Your objective:
Reproduce the listing below line for line, without any alteration, and leave the pictures out of your copy.

Start of Dataset excerpts

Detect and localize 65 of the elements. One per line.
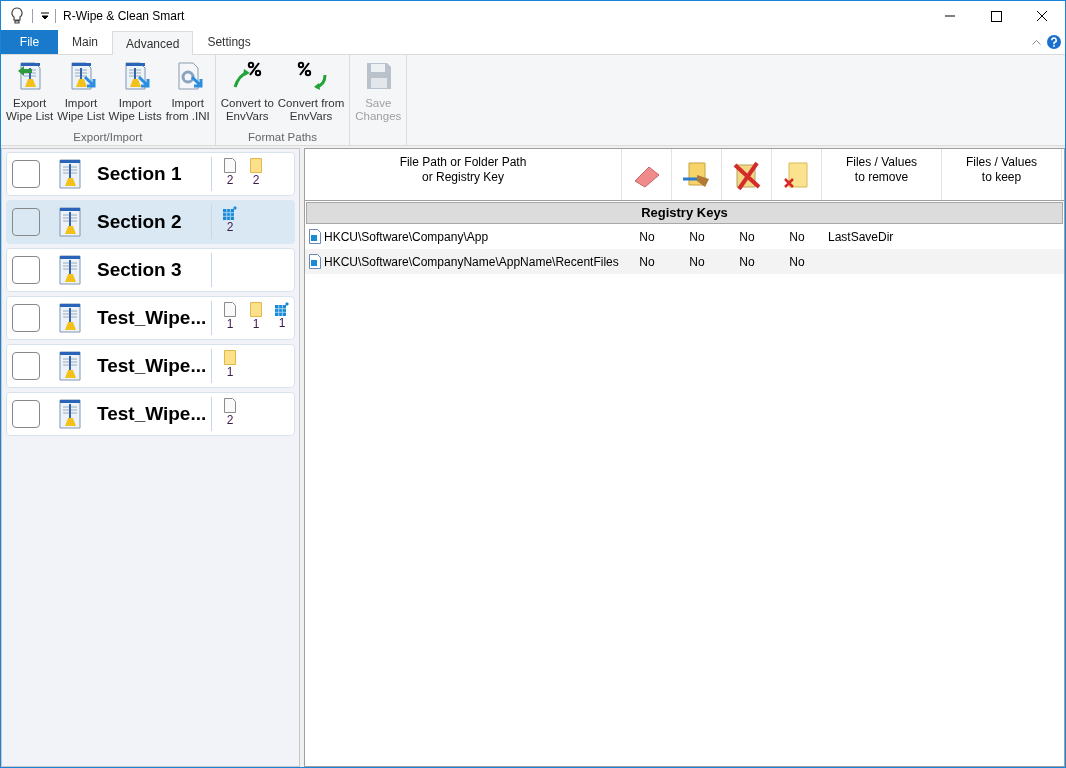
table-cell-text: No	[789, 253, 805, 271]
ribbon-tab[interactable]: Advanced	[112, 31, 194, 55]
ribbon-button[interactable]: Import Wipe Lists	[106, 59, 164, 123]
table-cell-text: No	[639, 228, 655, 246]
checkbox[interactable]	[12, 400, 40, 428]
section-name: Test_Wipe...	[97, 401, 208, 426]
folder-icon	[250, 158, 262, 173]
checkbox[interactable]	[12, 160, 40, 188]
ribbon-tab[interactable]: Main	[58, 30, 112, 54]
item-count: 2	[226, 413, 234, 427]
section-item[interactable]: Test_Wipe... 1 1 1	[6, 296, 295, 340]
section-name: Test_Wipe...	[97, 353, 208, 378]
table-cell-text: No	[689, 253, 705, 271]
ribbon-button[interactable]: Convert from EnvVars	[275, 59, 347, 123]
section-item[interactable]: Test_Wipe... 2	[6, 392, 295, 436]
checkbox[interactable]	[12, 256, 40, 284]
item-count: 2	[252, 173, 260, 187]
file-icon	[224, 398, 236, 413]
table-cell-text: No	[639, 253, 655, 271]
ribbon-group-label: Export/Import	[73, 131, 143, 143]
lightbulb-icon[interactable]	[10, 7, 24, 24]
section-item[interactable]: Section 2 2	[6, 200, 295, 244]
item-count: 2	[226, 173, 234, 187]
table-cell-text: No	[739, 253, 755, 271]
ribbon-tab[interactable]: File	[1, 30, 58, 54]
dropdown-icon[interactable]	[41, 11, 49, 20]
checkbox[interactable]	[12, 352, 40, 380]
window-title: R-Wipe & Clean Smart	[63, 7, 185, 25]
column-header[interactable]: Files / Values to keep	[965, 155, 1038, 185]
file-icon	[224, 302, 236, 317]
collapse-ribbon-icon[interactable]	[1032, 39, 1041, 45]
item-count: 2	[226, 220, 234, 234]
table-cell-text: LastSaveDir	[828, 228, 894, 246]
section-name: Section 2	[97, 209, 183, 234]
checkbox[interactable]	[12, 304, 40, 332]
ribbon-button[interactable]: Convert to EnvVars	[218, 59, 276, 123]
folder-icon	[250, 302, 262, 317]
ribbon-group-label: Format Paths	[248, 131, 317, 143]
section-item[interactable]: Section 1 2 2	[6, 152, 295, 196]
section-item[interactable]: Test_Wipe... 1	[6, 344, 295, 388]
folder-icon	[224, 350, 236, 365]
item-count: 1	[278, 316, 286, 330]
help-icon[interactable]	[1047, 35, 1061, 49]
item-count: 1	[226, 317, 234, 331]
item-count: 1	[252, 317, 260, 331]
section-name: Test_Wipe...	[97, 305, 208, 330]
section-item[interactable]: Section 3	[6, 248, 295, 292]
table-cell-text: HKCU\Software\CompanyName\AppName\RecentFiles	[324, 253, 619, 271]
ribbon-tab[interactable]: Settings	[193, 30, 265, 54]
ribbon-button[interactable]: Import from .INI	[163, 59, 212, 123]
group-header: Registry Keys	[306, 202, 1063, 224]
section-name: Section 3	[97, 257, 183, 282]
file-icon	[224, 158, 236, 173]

End of Dataset excerpts

Solution for this exercise:
Detect and localize 65 of the elements. One per line.
table-cell-text: No	[789, 253, 805, 271]
ribbon-tab[interactable]: Advanced	[112, 31, 194, 55]
ribbon-button[interactable]: Import Wipe Lists	[106, 59, 164, 123]
table-cell-text: No	[639, 228, 655, 246]
checkbox[interactable]	[12, 400, 40, 428]
section-name: Test_Wipe...	[97, 401, 208, 426]
folder-icon	[250, 158, 262, 173]
checkbox[interactable]	[12, 160, 40, 188]
ribbon-tab[interactable]: Main	[58, 30, 112, 54]
item-count: 2	[226, 413, 234, 427]
section-item[interactable]: Test_Wipe... 1 1 1	[6, 296, 295, 340]
section-name: Test_Wipe...	[97, 353, 208, 378]
table-cell-text: No	[689, 253, 705, 271]
ribbon-button[interactable]: Convert from EnvVars	[275, 59, 347, 123]
section-item[interactable]: Test_Wipe... 2	[6, 392, 295, 436]
checkbox[interactable]	[12, 256, 40, 284]
item-count: 2	[252, 173, 260, 187]
file-icon	[224, 398, 236, 413]
table-cell-text: No	[639, 253, 655, 271]
ribbon-group-label: Export/Import	[73, 131, 143, 143]
lightbulb-icon[interactable]	[10, 7, 24, 24]
section-item[interactable]: Section 2 2	[6, 200, 295, 244]
item-count: 2	[226, 173, 234, 187]
table-cell-text: No	[739, 253, 755, 271]
ribbon-tab[interactable]: File	[1, 30, 58, 54]
dropdown-icon[interactable]	[41, 11, 49, 20]
checkbox[interactable]	[12, 352, 40, 380]
window-title: R-Wipe & Clean Smart	[63, 7, 185, 25]
column-header[interactable]: Files / Values to keep	[965, 155, 1038, 185]
file-icon	[224, 302, 236, 317]
collapse-ribbon-icon[interactable]	[1032, 39, 1041, 45]
item-count: 2	[226, 220, 234, 234]
table-cell-text: LastSaveDir	[828, 228, 894, 246]
section-name: Section 2	[97, 209, 183, 234]
checkbox[interactable]	[12, 304, 40, 332]
ribbon-button[interactable]: Convert to EnvVars	[218, 59, 276, 123]
folder-icon	[250, 302, 262, 317]
ribbon-group-label: Format Paths	[248, 131, 317, 143]
section-item[interactable]: Section 1 2 2	[6, 152, 295, 196]
section-item[interactable]: Test_Wipe... 1	[6, 344, 295, 388]
folder-icon	[224, 350, 236, 365]
item-count: 1	[278, 316, 286, 330]
help-icon[interactable]	[1047, 35, 1061, 49]
item-count: 1	[226, 317, 234, 331]
item-count: 1	[252, 317, 260, 331]
section-name: Test_Wipe...	[97, 305, 208, 330]
section-item[interactable]: Section 3	[6, 248, 295, 292]
table-cell-text: HKCU\Software\CompanyName\AppName\RecentFiles	[324, 253, 619, 271]
ribbon-tab[interactable]: Settings	[193, 30, 265, 54]
ribbon-button[interactable]: Import from .INI	[163, 59, 212, 123]
group-header: Registry Keys	[306, 202, 1063, 224]
section-name: Section 3	[97, 257, 183, 282]
file-icon	[224, 158, 236, 173]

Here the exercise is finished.